■ **SHORT EXERCISE**
Write out all the material exactly. Leave nothing out.

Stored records
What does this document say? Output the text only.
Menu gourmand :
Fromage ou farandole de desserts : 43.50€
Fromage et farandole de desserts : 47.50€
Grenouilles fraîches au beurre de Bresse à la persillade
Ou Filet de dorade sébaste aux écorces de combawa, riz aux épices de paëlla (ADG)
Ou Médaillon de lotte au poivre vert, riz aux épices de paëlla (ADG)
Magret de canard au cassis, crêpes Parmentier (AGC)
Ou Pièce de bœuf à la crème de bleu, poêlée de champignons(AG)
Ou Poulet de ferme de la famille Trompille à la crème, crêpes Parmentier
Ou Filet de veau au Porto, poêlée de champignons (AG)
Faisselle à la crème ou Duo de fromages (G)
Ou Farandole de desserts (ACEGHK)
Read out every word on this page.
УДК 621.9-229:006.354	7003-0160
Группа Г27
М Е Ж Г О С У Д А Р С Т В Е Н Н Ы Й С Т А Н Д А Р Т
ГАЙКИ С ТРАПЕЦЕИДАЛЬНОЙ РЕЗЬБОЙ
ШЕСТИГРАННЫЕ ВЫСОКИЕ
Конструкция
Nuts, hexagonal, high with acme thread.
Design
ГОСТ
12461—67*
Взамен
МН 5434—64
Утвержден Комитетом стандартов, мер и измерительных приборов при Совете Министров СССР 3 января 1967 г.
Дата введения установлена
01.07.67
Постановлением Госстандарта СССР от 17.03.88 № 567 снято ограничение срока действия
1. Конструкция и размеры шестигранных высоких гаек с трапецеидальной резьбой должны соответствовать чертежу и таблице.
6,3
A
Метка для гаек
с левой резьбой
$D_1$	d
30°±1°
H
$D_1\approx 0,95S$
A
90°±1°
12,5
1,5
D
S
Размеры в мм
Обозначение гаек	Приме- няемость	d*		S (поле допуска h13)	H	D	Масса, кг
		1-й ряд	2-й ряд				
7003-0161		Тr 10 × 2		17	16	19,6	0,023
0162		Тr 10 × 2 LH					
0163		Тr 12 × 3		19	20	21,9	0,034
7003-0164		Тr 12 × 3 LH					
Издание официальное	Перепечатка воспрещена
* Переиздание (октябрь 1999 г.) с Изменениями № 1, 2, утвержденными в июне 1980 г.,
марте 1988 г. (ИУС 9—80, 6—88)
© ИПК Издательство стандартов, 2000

■ **ANSWER TO THE PROBLEM**
What does this document say? Output the text only.
Menu gourmand :
Fromage ou farandole de desserts : 43.50€
Fromage et farandole de desserts : 47.50€
Grenouilles fraîches au beurre de Bresse à la persillade
Ou Filet de dorade sébaste aux écorces de combawa, riz aux épices de paëlla (ADG)
Ou Médaillon de lotte au poivre vert, riz aux épices de paëlla (ADG)
Magret de canard au cassis, crêpes Parmentier (AGC)
Ou Pièce de bœuf à la crème de bleu, poêlée de champignons(AG)
Ou Poulet de ferme de la famille Trompille à la crème, crêpes Parmentier
Ou Filet de veau au Porto, poêlée de champignons (AG)
Faisselle à la crème ou Duo de fromages (G)
Ou Farandole de desserts (ACEGHK)
Read out every word on this page.
УДК 621.9-229:006.354	7003-0160
Группа Г27
М Е Ж Г О С У Д А Р С Т В Е Н Н Ы Й С Т А Н Д А Р Т
ГАЙКИ С ТРАПЕЦЕИДАЛЬНОЙ РЕЗЬБОЙ
ШЕСТИГРАННЫЕ ВЫСОКИЕ
Конструкция
Nuts, hexagonal, high with acme thread.
Design
ГОСТ
12461—67*
Взамен
МН 5434—64
Утвержден Комитетом стандартов, мер и измерительных приборов при Совете Министров СССР 3 января 1967 г.
Дата введения установлена
01.07.67
Постановлением Госстандарта СССР от 17.03.88 № 567 снято ограничение срока действия
1. Конструкция и размеры шестигранных высоких гаек с трапецеидальной резьбой должны соответствовать чертежу и таблице.
6,3
A
Метка для гаек
с левой резьбой
$D_1$	d
30°±1°
H
$D_1\approx 0,95S$
A
90°±1°
12,5
1,5
D
S
Размеры в мм
Обозначение гаек	Приме- няемость	d*		S (поле допуска h13)	H	D	Масса, кг
		1-й ряд	2-й ряд				
7003-0161		Тr 10 × 2		17	16	19,6	0,023
0162		Тr 10 × 2 LH					
0163		Тr 12 × 3		19	20	21,9	0,034
7003-0164		Тr 12 × 3 LH					
Издание официальное	Перепечатка воспрещена
* Переиздание (октябрь 1999 г.) с Изменениями № 1, 2, утвержденными в июне 1980 г.,
марте 1988 г. (ИУС 9—80, 6—88)
© ИПК Издательство стандартов, 2000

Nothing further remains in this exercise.